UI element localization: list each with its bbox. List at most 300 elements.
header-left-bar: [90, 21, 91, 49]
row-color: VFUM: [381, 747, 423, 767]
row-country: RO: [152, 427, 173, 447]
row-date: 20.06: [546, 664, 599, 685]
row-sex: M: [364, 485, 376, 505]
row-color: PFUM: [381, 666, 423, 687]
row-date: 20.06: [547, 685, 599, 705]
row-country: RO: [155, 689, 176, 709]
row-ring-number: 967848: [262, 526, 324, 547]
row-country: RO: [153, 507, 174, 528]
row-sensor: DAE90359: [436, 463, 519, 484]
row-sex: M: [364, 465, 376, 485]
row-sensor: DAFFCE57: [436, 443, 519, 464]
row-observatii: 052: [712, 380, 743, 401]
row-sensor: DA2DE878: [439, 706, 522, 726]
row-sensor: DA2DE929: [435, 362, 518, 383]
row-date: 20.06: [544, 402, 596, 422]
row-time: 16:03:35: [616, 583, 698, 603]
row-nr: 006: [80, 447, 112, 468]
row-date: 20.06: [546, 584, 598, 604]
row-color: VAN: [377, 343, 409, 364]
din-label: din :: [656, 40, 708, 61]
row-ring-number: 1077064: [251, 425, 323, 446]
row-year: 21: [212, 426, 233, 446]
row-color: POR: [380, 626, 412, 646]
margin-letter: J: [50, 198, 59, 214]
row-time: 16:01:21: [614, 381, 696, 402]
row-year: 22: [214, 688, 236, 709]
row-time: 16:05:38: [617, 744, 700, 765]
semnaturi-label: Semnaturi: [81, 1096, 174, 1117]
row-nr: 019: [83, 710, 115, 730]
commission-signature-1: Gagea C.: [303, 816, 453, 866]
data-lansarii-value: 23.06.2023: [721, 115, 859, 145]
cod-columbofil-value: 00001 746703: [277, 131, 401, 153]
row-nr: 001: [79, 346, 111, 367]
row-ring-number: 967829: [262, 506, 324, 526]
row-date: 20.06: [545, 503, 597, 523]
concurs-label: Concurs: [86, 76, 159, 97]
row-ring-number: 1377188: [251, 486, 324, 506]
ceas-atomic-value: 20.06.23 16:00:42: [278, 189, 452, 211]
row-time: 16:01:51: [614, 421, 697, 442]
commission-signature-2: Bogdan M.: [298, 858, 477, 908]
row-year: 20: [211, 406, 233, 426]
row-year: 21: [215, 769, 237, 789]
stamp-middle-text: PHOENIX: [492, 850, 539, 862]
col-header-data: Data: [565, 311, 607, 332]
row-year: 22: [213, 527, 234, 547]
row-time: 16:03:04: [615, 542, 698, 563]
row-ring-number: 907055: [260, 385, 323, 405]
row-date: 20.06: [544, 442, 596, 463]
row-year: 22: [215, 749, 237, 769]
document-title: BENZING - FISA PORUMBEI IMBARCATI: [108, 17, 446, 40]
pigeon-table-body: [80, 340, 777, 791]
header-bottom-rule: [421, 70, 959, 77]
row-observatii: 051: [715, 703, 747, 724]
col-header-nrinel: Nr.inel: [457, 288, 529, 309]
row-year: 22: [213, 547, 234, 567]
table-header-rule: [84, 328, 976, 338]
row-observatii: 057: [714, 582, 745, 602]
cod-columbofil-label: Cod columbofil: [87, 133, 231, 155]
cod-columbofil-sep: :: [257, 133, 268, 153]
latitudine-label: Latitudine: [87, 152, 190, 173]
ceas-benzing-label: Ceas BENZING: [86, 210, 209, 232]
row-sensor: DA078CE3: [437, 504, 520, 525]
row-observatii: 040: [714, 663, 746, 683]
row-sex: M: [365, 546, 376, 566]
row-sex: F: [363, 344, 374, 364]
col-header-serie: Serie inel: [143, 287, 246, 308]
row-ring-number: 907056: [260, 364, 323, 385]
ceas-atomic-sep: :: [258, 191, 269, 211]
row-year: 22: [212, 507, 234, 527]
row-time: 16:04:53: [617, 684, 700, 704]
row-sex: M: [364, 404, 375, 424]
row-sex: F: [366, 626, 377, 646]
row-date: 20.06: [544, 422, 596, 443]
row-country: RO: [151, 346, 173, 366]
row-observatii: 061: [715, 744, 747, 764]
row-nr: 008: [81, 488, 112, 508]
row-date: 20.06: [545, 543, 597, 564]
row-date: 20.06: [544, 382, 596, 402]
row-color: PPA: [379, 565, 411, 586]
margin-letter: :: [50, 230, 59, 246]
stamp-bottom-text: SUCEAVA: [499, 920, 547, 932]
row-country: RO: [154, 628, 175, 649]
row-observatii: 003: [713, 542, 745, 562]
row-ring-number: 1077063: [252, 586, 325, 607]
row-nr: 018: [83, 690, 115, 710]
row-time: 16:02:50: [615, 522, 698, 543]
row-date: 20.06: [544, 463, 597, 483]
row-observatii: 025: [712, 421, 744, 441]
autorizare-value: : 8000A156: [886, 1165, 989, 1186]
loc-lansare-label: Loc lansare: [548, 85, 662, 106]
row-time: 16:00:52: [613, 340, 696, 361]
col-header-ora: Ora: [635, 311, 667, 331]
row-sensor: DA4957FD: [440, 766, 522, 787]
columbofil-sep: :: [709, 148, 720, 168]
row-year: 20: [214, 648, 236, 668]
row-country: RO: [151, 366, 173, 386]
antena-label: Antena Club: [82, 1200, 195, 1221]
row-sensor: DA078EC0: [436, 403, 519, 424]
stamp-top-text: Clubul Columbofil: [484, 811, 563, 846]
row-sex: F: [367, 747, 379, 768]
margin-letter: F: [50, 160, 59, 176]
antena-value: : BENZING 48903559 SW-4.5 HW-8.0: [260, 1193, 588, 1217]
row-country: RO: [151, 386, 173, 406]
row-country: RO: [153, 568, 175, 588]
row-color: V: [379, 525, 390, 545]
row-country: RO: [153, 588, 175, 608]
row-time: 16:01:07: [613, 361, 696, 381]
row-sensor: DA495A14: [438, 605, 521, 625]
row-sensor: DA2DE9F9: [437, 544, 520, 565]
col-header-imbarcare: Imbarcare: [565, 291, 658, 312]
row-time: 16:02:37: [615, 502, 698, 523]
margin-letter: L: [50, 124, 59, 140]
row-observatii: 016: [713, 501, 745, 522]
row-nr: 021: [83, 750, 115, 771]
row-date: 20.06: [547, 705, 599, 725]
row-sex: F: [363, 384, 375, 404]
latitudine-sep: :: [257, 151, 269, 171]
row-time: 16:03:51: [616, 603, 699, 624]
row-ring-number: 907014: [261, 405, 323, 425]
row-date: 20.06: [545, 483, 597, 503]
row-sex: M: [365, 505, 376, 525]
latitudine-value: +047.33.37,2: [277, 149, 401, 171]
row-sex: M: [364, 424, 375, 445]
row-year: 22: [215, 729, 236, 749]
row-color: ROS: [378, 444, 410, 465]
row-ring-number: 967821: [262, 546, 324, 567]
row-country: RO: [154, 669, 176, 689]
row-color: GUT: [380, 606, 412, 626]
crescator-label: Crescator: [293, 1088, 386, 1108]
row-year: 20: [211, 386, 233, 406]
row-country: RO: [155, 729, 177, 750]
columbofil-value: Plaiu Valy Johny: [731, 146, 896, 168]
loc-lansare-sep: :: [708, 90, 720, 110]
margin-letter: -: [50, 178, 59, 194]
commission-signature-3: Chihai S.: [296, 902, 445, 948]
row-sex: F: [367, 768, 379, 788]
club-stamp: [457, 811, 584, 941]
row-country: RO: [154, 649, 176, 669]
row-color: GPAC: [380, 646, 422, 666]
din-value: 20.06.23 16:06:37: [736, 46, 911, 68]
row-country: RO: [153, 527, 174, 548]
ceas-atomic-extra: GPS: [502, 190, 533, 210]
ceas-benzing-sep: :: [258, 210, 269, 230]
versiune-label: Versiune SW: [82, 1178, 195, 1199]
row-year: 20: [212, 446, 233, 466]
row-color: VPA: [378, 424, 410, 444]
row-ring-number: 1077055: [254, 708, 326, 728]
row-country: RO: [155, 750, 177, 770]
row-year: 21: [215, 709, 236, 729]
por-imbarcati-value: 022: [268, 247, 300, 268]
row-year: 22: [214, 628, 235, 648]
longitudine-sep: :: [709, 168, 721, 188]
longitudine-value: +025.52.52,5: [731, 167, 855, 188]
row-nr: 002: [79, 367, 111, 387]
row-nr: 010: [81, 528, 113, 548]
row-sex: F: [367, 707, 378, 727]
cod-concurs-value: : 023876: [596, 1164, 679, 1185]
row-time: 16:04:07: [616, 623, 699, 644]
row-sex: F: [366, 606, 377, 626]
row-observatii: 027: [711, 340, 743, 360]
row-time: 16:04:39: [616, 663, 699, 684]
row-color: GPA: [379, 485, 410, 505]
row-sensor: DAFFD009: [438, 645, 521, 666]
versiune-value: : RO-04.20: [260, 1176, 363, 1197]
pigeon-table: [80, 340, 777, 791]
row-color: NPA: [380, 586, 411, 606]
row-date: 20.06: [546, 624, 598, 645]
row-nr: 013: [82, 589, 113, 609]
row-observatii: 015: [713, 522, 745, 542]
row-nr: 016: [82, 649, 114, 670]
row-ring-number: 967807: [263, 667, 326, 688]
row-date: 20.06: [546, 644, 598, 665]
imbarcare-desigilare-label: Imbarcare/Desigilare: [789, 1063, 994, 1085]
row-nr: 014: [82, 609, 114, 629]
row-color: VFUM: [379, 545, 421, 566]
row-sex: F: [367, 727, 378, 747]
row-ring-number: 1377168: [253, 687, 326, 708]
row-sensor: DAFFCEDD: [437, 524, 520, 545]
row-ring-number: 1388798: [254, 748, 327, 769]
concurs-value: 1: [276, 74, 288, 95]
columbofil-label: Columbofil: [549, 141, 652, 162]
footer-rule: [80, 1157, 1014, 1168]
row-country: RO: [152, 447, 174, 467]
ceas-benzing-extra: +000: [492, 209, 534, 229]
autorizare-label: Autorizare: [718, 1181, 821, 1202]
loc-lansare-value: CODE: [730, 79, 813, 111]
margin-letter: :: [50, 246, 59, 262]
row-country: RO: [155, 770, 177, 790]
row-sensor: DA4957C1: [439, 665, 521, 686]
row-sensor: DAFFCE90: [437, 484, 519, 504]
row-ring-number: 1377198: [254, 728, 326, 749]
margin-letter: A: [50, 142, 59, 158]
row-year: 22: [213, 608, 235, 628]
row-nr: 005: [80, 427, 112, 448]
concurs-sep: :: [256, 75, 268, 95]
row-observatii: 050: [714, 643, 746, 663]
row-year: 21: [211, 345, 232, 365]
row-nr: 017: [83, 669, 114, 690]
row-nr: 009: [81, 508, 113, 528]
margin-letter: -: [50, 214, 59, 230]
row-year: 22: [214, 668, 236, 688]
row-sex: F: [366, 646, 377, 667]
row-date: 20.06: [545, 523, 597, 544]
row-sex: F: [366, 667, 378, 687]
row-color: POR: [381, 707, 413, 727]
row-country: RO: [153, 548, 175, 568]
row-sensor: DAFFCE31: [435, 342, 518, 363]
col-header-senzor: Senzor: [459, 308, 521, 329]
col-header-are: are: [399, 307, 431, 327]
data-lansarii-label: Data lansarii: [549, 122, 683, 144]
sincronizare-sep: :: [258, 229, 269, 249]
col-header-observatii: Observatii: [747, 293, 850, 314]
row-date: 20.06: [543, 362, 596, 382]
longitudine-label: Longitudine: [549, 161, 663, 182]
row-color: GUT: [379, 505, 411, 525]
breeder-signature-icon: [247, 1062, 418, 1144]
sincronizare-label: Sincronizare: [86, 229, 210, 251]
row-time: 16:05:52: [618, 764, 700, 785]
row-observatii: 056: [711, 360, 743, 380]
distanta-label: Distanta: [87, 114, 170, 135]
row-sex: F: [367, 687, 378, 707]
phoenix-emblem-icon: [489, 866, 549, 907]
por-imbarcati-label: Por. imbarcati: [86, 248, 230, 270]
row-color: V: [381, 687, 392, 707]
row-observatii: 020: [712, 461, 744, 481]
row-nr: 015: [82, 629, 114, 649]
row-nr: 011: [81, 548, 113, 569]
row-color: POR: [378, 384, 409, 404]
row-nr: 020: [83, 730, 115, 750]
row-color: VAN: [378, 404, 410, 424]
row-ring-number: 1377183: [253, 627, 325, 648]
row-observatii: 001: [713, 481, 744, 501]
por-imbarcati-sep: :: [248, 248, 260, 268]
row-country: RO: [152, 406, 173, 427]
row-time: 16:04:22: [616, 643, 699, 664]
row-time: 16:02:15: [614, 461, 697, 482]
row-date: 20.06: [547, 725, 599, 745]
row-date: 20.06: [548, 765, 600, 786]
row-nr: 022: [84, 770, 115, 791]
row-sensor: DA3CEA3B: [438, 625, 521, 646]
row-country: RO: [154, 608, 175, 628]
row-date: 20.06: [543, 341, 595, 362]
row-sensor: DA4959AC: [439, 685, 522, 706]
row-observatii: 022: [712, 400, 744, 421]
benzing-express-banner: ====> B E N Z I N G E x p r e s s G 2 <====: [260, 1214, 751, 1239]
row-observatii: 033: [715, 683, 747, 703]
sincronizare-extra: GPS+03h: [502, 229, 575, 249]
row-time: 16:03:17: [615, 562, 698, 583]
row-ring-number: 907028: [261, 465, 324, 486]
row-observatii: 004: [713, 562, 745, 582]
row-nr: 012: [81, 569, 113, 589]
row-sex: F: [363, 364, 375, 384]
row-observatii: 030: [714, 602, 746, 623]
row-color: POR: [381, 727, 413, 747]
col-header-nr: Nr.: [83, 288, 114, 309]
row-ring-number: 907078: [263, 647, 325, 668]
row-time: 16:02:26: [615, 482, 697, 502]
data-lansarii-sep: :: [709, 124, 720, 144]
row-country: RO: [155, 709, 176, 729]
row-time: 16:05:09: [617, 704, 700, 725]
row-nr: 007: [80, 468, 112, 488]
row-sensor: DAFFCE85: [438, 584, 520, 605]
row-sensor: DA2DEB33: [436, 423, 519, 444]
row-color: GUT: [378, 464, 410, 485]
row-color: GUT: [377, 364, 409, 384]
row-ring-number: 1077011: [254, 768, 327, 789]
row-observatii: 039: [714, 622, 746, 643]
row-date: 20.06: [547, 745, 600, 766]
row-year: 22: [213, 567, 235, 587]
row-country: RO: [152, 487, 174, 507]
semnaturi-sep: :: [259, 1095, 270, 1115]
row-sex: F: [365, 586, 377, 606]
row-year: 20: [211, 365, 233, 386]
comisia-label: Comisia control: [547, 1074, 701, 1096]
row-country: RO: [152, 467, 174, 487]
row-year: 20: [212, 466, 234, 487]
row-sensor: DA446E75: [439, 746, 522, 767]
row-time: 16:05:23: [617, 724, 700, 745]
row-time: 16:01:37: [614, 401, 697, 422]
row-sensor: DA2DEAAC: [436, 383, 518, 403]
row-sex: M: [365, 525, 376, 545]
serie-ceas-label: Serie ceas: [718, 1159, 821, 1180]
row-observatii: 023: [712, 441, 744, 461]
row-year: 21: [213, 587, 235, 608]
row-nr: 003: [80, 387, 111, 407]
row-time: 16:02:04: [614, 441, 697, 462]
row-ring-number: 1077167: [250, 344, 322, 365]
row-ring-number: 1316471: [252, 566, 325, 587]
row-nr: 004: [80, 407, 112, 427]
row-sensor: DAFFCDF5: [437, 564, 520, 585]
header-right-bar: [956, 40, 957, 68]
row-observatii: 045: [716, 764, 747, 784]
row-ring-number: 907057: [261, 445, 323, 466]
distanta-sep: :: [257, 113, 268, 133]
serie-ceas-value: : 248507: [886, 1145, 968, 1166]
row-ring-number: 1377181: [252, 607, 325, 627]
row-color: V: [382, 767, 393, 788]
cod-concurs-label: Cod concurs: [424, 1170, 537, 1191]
= = = = =
*Aim of the task*
Copy the records from their start to the line with "row-sex: M: [364, 485, 376, 505]", substituting "header-left-rule" for "header-left-bar" and keeping everything else the same.

*Full answer*
UI element localization: list each with its bbox. List at most 300 elements.
header-left-rule: [90, 21, 91, 49]
row-color: VFUM: [381, 747, 423, 767]
row-country: RO: [152, 427, 173, 447]
row-date: 20.06: [546, 664, 599, 685]
row-sex: M: [364, 485, 376, 505]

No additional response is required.